WHAT TO DO
The material below should be written out in full and exactly; pictures stay out of the copy.

## Start ROWS

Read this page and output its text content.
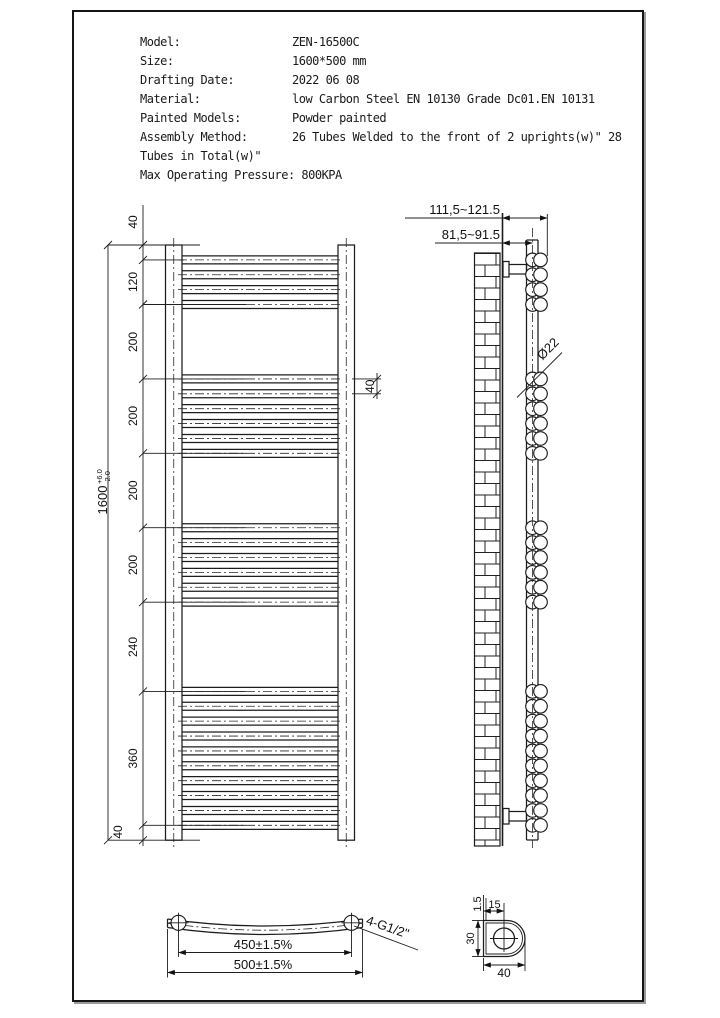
Model:	ZEN-16500C
Size:	1600*500 mm
Drafting Date:	2022 06 08
Material:	low Carbon Steel EN 10130 Grade Dc01.EN 10131
Painted Models:	Powder painted
Assembly Method:	26 Tubes Welded to the front of 2 uprights(w)" 28
Tubes in Total(w)"
Max Operating Pressure: 800KPA
1600
+6.0 -2.0
40
120
200
200
200
200
240
360
40
40
111,5~121.5
81,5~91.5
Ø22
4-G1/2"
450±1.5%
500±1.5%
1.5 15
30
40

## End ROWS

ANSWER
Read this page and output its text content.
Model:	ZEN-16500C
Size:	1600*500 mm
Drafting Date:	2022 06 08
Material:	low Carbon Steel EN 10130 Grade Dc01.EN 10131
Painted Models:	Powder painted
Assembly Method:	26 Tubes Welded to the front of 2 uprights(w)" 28
Tubes in Total(w)"
Max Operating Pressure: 800KPA
1600
+6.0 -2.0
40
120
200
200
200
200
240
360
40
40
111,5~121.5
81,5~91.5
Ø22
4-G1/2"
450±1.5%
500±1.5%
1.5 15
30
40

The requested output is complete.